** START Supplied entries **

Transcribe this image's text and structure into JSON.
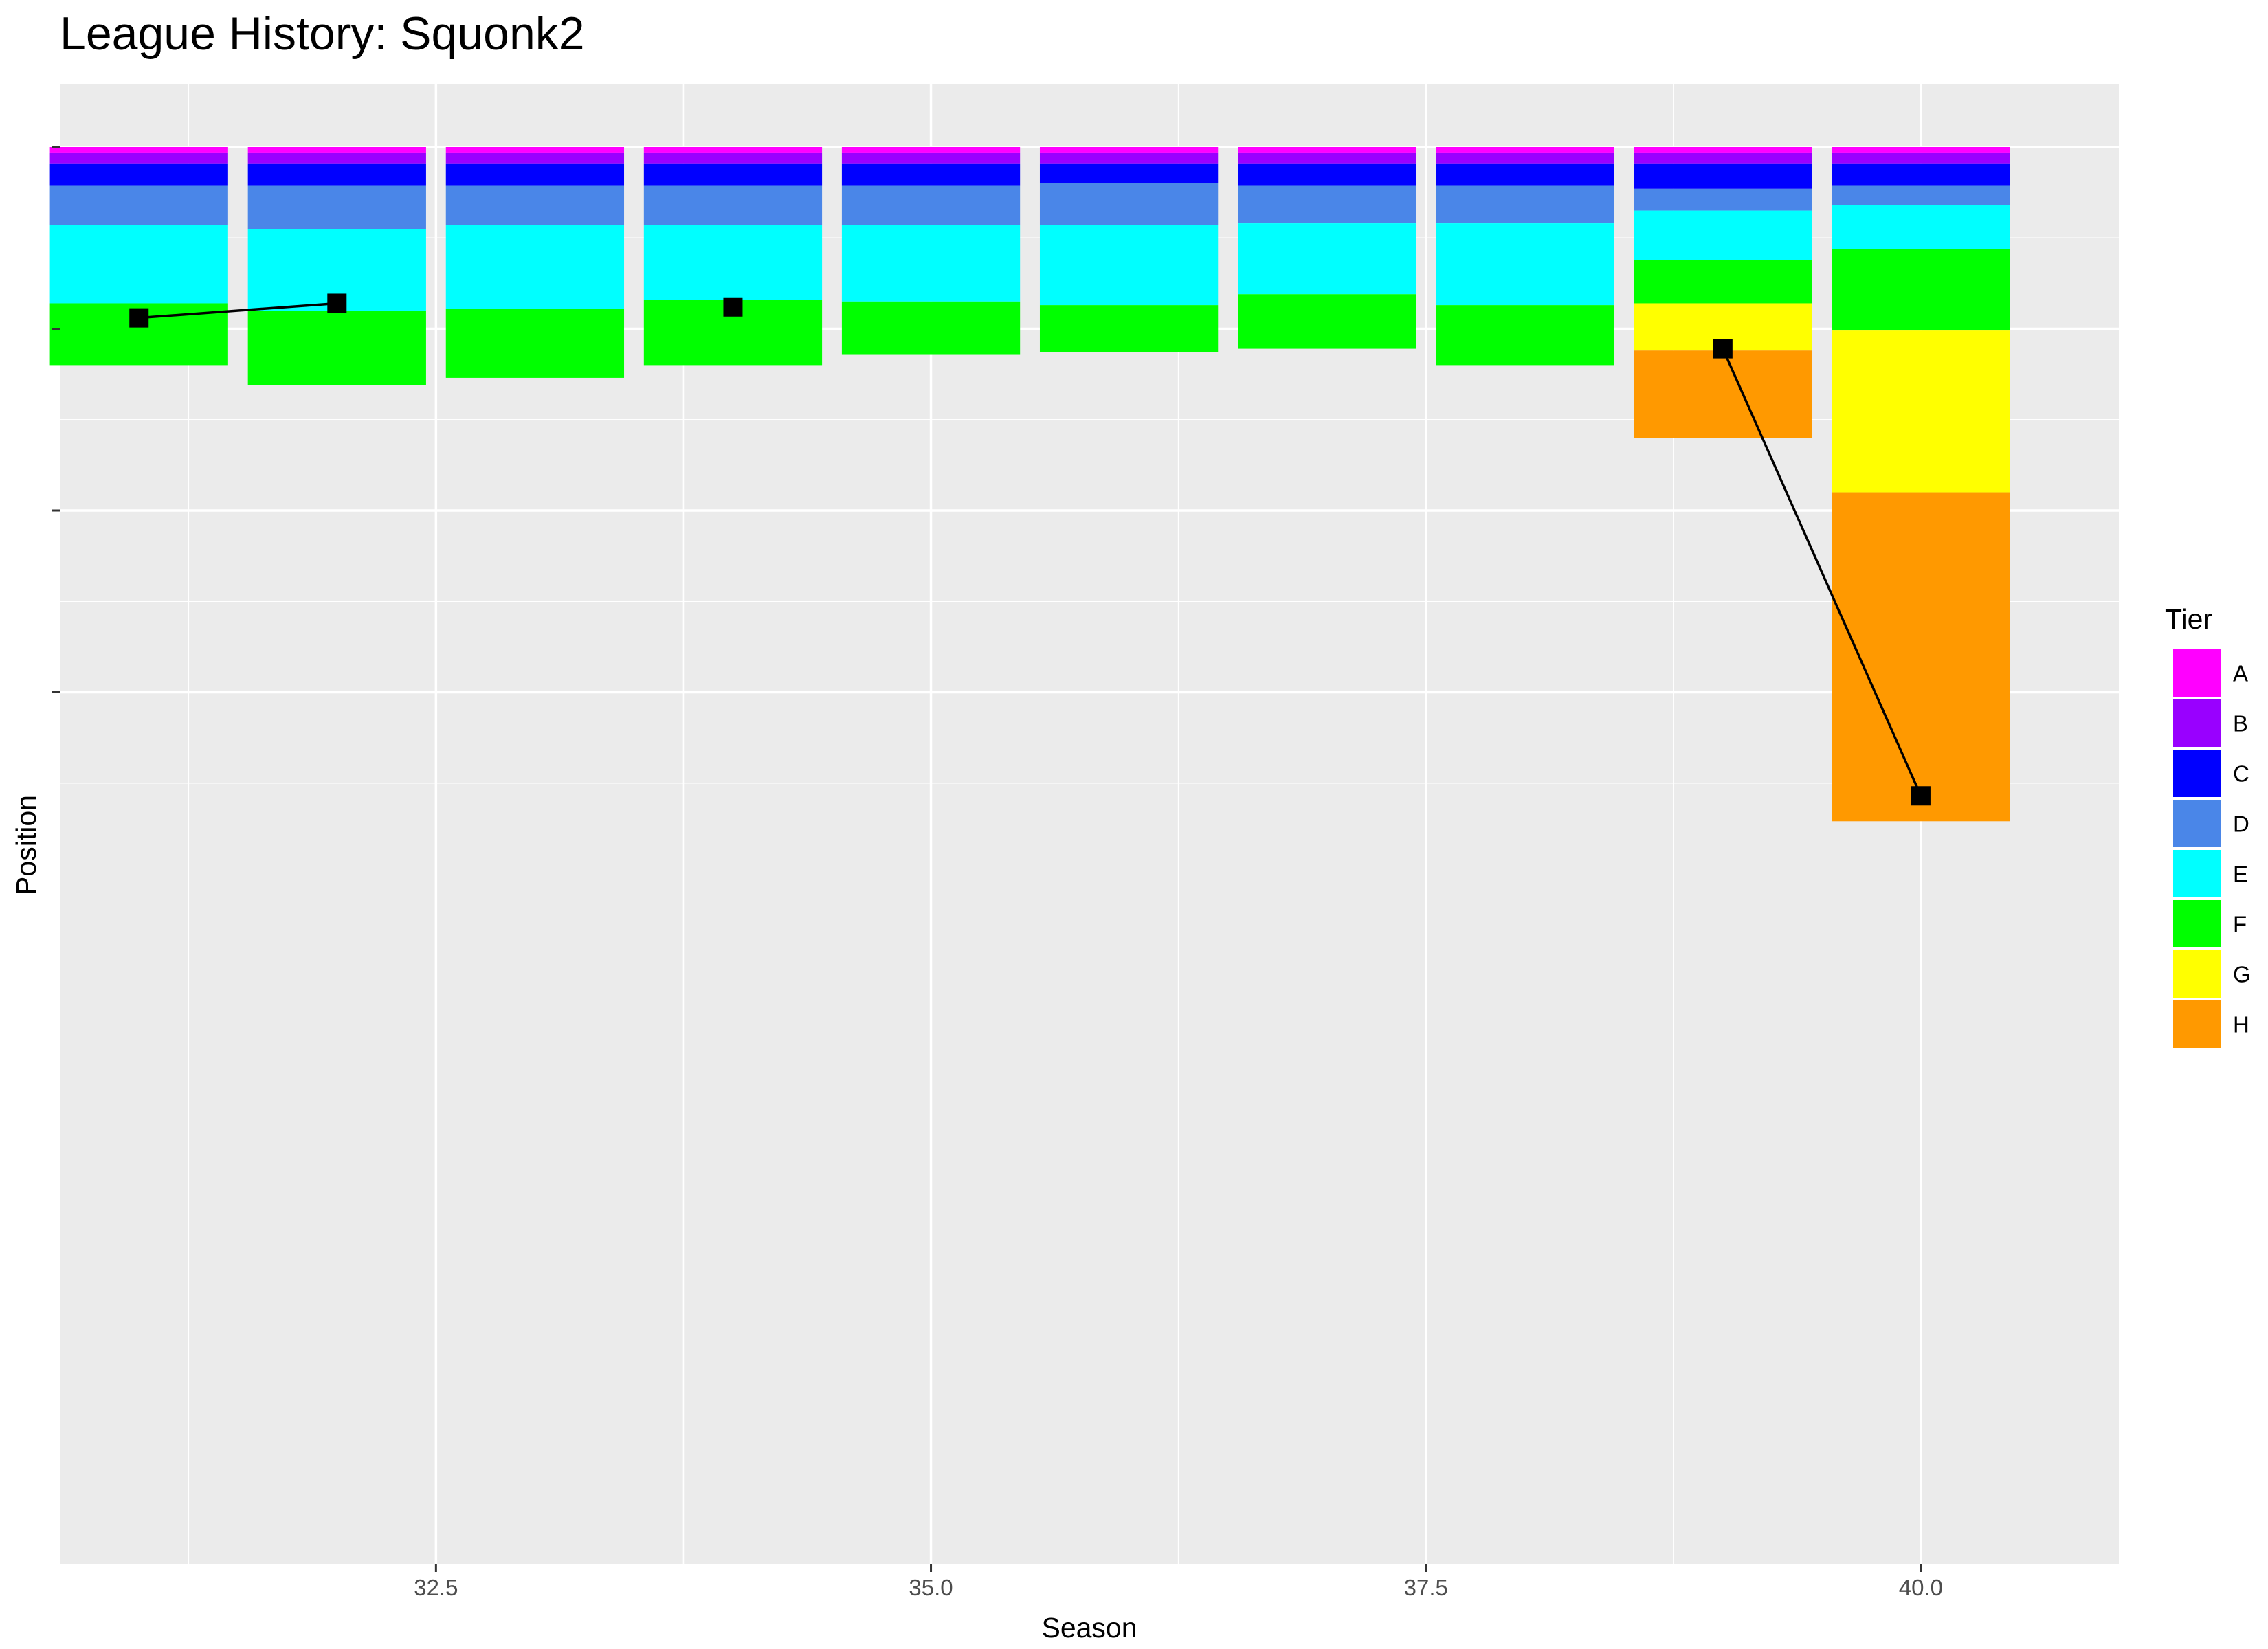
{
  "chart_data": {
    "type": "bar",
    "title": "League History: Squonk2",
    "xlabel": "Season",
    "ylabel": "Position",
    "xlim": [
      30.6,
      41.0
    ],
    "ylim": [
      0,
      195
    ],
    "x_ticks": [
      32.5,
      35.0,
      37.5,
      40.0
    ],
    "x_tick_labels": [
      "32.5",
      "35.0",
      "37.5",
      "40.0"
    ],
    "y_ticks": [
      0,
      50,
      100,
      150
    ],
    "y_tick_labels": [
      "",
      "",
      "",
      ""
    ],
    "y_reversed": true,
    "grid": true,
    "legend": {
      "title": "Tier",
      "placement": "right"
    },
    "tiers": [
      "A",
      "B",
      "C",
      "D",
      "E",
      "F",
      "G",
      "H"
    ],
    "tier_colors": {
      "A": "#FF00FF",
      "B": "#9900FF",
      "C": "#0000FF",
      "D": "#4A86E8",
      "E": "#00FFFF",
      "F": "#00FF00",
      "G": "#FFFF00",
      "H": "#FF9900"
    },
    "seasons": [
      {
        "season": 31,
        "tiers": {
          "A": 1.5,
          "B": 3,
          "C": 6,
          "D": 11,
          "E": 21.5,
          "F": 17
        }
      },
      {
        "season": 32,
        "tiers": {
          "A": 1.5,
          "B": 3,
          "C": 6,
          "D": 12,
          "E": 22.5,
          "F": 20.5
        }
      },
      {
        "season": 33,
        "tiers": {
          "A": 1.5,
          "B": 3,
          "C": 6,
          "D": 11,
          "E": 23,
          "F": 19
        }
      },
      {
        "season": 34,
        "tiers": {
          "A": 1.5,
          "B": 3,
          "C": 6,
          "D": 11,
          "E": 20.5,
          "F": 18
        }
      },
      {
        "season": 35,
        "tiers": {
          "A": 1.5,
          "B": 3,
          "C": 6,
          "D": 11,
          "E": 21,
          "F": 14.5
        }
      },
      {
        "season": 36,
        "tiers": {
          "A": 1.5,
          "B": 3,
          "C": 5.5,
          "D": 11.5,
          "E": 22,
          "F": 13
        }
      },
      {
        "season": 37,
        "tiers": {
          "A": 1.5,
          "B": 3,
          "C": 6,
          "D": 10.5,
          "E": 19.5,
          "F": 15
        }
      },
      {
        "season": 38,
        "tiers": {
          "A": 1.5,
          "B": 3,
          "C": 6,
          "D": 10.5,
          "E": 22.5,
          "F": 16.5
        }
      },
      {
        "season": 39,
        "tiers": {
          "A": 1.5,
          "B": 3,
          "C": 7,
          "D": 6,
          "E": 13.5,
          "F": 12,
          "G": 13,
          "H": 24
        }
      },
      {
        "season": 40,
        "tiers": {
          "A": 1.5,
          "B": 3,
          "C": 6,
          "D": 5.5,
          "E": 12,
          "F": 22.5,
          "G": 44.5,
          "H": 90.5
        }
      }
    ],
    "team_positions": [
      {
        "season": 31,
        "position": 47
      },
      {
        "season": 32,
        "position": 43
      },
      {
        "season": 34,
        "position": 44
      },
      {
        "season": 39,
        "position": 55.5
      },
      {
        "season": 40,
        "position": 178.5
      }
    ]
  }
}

** END Supplied entries **
** START Supplied entries **

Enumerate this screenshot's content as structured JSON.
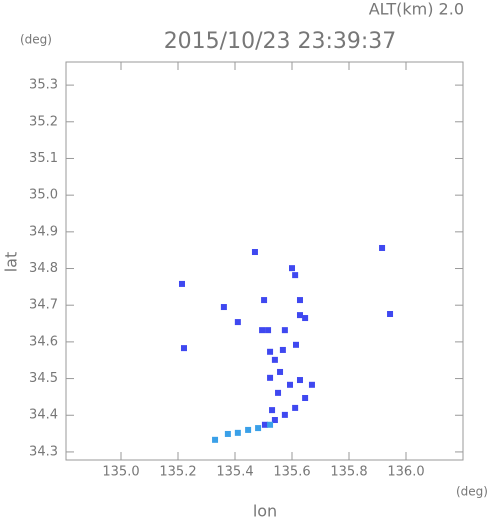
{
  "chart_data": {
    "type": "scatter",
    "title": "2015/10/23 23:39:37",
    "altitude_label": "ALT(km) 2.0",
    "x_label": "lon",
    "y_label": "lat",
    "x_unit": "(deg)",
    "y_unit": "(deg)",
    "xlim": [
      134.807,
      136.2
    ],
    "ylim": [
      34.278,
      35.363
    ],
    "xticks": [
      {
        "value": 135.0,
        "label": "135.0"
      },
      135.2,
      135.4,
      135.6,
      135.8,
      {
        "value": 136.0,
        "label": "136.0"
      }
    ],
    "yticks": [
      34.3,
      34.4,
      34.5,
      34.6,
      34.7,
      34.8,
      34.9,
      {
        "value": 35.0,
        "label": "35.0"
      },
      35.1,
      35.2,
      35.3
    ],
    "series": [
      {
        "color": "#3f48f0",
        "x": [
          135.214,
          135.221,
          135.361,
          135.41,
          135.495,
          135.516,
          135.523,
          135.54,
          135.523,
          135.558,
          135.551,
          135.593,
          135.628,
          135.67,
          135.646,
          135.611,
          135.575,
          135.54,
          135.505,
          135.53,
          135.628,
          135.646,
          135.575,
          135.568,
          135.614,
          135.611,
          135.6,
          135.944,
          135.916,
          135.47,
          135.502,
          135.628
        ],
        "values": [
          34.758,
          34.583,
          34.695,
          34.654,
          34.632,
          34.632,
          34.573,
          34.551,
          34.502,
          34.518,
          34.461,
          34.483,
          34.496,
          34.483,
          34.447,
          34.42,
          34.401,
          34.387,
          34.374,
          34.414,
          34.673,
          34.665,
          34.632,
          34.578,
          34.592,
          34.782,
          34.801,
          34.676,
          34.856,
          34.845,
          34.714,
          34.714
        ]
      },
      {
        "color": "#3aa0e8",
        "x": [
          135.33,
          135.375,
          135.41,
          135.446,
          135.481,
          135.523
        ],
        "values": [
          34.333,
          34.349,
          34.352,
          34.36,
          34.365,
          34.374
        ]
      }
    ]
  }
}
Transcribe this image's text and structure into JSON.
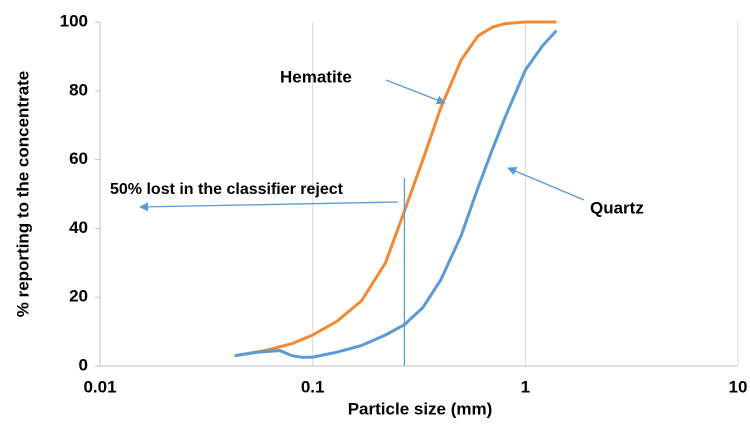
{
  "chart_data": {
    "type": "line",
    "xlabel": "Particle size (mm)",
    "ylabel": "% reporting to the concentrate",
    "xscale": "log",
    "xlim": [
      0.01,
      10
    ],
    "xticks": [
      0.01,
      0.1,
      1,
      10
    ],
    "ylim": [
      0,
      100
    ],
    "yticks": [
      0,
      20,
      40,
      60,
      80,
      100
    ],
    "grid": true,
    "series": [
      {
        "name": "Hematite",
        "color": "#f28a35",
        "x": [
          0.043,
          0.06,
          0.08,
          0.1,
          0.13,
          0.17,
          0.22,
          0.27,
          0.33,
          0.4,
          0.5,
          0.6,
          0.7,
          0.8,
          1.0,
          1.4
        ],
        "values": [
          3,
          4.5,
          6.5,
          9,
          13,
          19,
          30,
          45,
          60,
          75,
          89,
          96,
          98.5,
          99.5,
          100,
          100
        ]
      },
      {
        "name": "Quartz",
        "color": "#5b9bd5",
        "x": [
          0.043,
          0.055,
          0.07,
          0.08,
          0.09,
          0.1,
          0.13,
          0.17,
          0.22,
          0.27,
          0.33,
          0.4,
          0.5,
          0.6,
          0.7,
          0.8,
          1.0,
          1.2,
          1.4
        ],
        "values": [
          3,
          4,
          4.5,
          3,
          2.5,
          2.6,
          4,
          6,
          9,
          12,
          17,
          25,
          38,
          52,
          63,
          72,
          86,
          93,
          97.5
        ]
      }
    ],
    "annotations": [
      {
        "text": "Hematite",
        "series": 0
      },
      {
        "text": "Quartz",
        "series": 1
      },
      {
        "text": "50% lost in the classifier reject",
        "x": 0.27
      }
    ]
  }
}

** END Supplied entries **

Report all lines of the data above that include the string "text".

Transcribe this image's text and structure into JSON.
Transcribe this image's text and structure into JSON.
        "text": "Hematite",
        "text": "Quartz",
        "text": "50% lost in the classifier reject",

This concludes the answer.